• _WHAT IS EXPECTED_
Everything in the listing except the pictures should be written out exactly.

** begin **

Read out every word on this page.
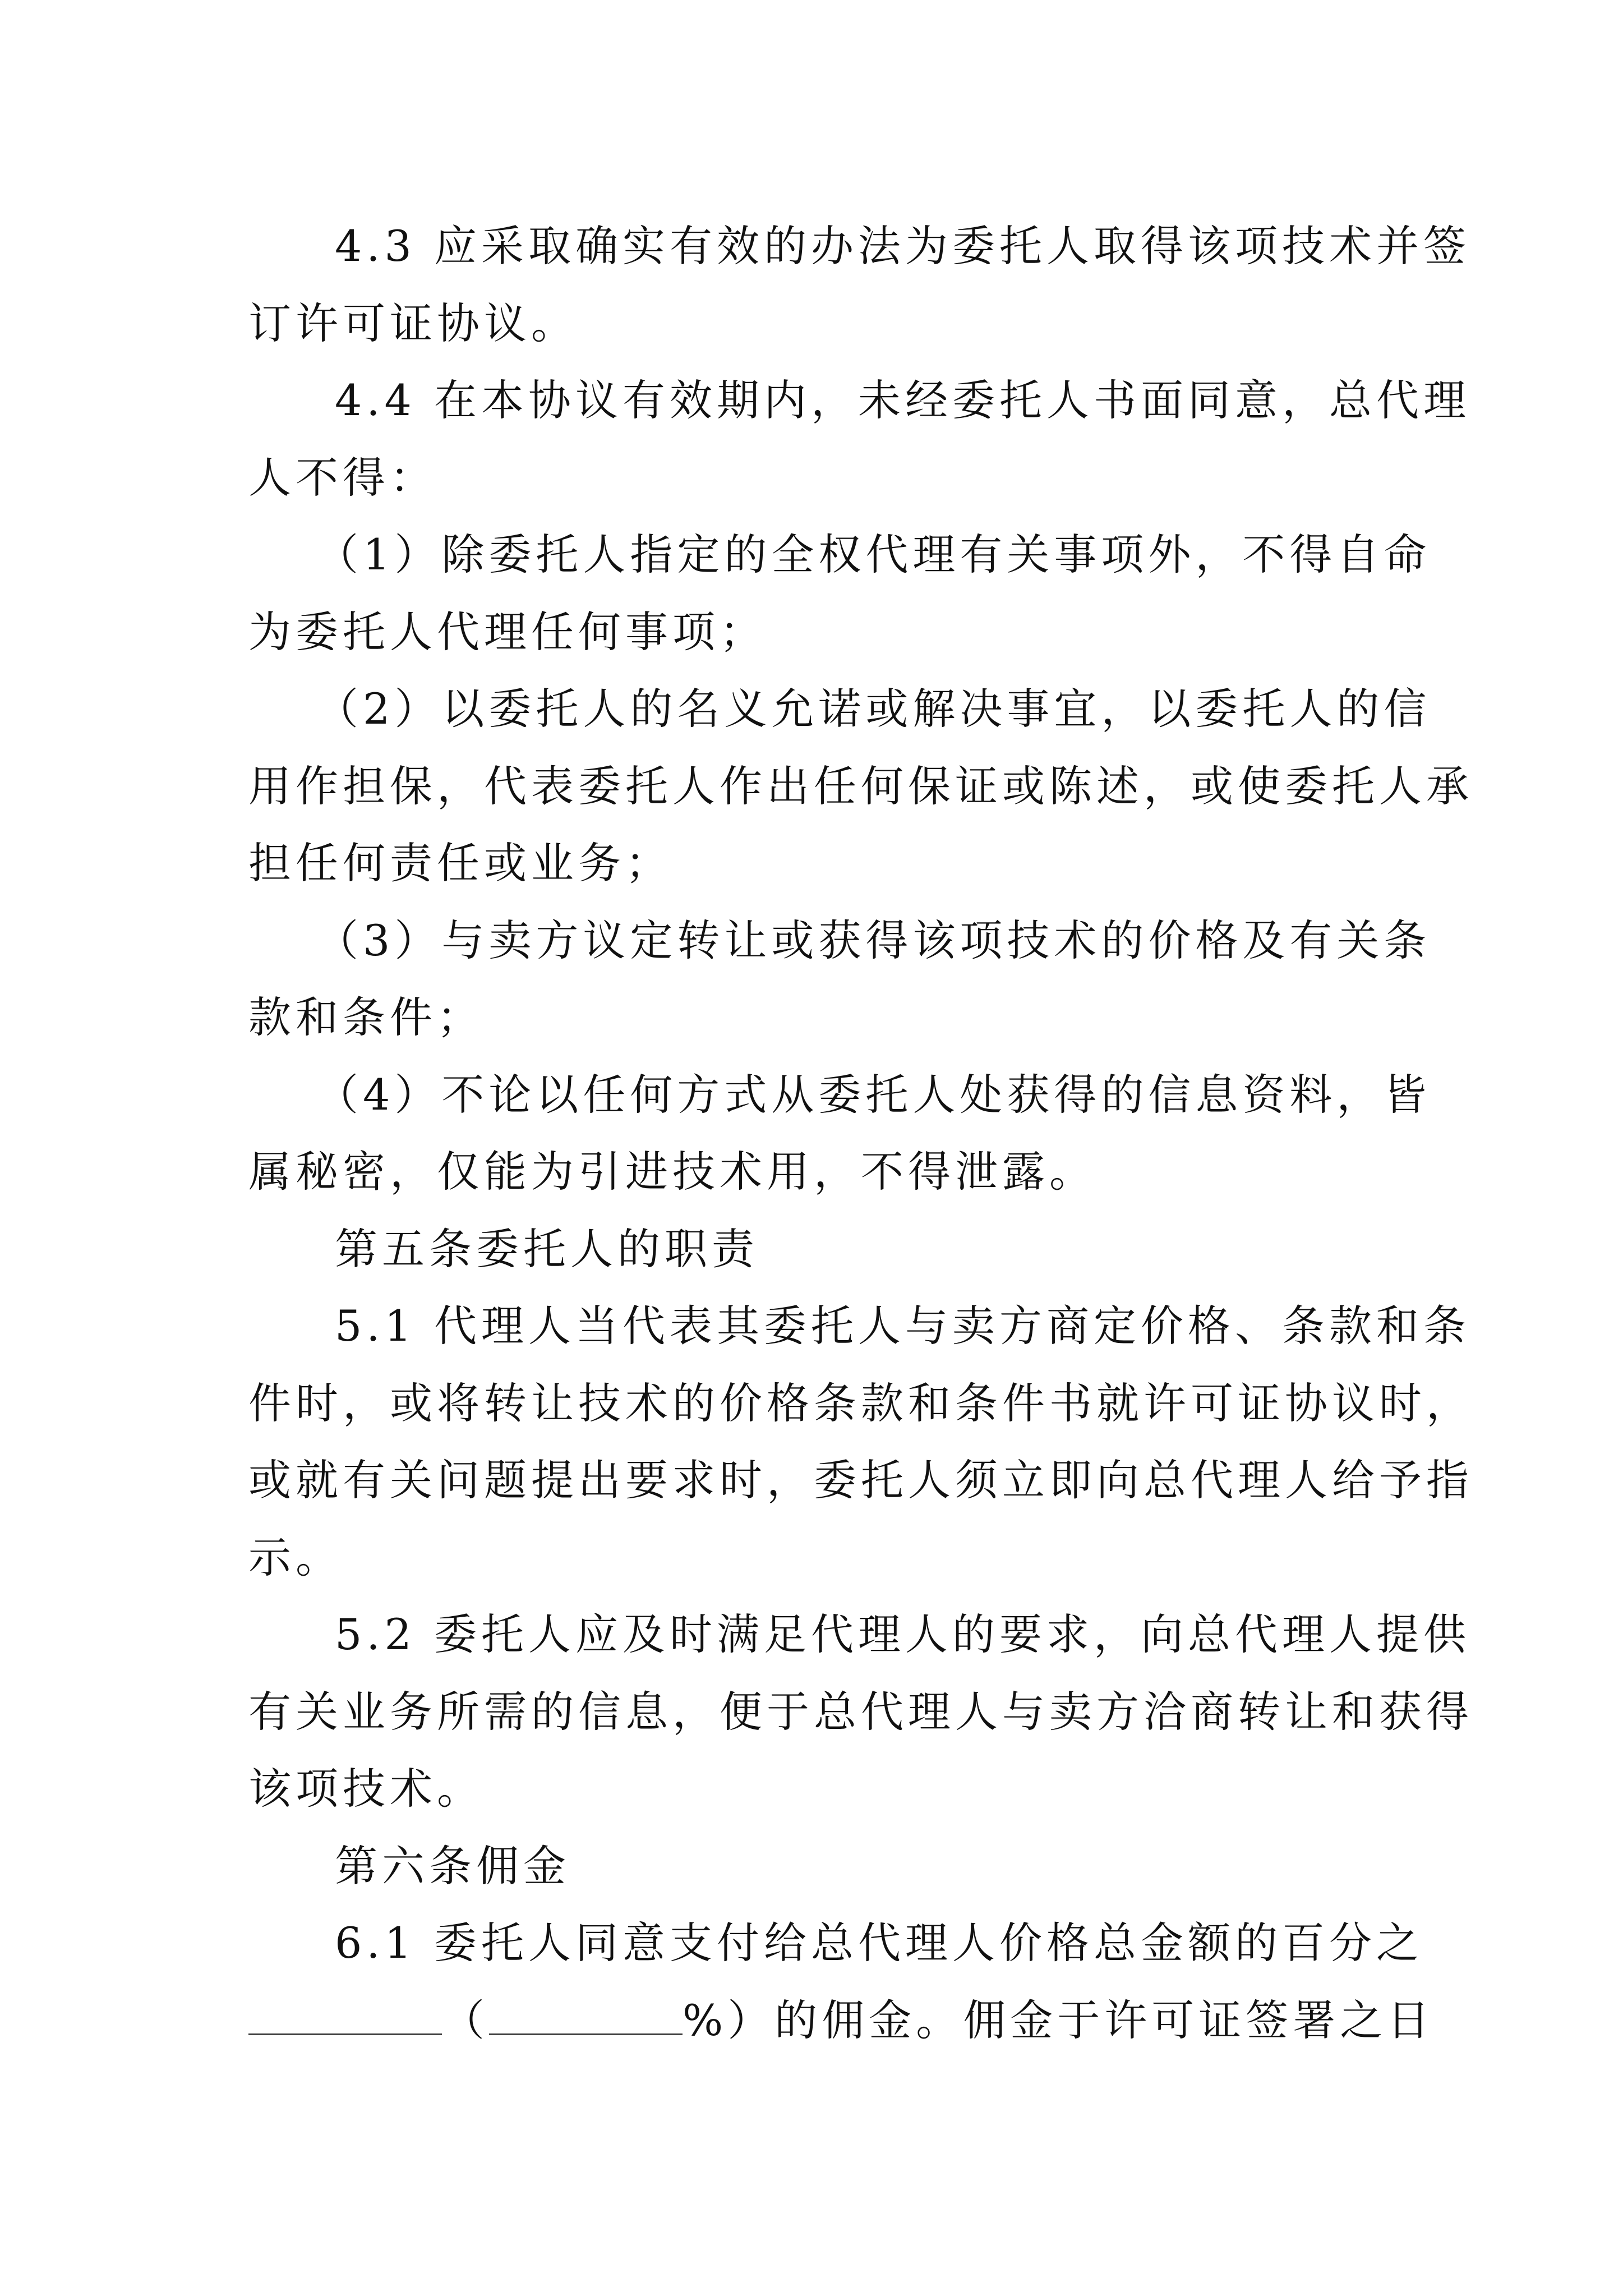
4.3 应采取确实有效的办法为委托人取得该项技术并签
订许可证协议。
4.4 在本协议有效期内，未经委托人书面同意，总代理
人不得：
（1）除委托人指定的全权代理有关事项外，不得自命
为委托人代理任何事项；
（2）以委托人的名义允诺或解决事宜，以委托人的信
用作担保，代表委托人作出任何保证或陈述，或使委托人承
担任何责任或业务；
（3）与卖方议定转让或获得该项技术的价格及有关条
款和条件；
（4）不论以任何方式从委托人处获得的信息资料，皆
属秘密，仅能为引进技术用，不得泄露。
第五条委托人的职责
5.1 代理人当代表其委托人与卖方商定价格、条款和条
件时，或将转让技术的价格条款和条件书就许可证协议时，
或就有关问题提出要求时，委托人须立即向总代理人给予指
示。
5.2 委托人应及时满足代理人的要求，向总代理人提供
有关业务所需的信息，便于总代理人与卖方洽商转让和获得
该项技术。
第六条佣金
6.1 委托人同意支付给总代理人价格总金额的百分之
（	%）的佣金。佣金于许可证签署之日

** end **

• _EXPECTED ANSWER_
Read out every word on this page.
4.3 应采取确实有效的办法为委托人取得该项技术并签
订许可证协议。
4.4 在本协议有效期内，未经委托人书面同意，总代理
人不得：
（1）除委托人指定的全权代理有关事项外，不得自命
为委托人代理任何事项；
（2）以委托人的名义允诺或解决事宜，以委托人的信
用作担保，代表委托人作出任何保证或陈述，或使委托人承
担任何责任或业务；
（3）与卖方议定转让或获得该项技术的价格及有关条
款和条件；
（4）不论以任何方式从委托人处获得的信息资料，皆
属秘密，仅能为引进技术用，不得泄露。
第五条委托人的职责
5.1 代理人当代表其委托人与卖方商定价格、条款和条
件时，或将转让技术的价格条款和条件书就许可证协议时，
或就有关问题提出要求时，委托人须立即向总代理人给予指
示。
5.2 委托人应及时满足代理人的要求，向总代理人提供
有关业务所需的信息，便于总代理人与卖方洽商转让和获得
该项技术。
第六条佣金
6.1 委托人同意支付给总代理人价格总金额的百分之
（	%）的佣金。佣金于许可证签署之日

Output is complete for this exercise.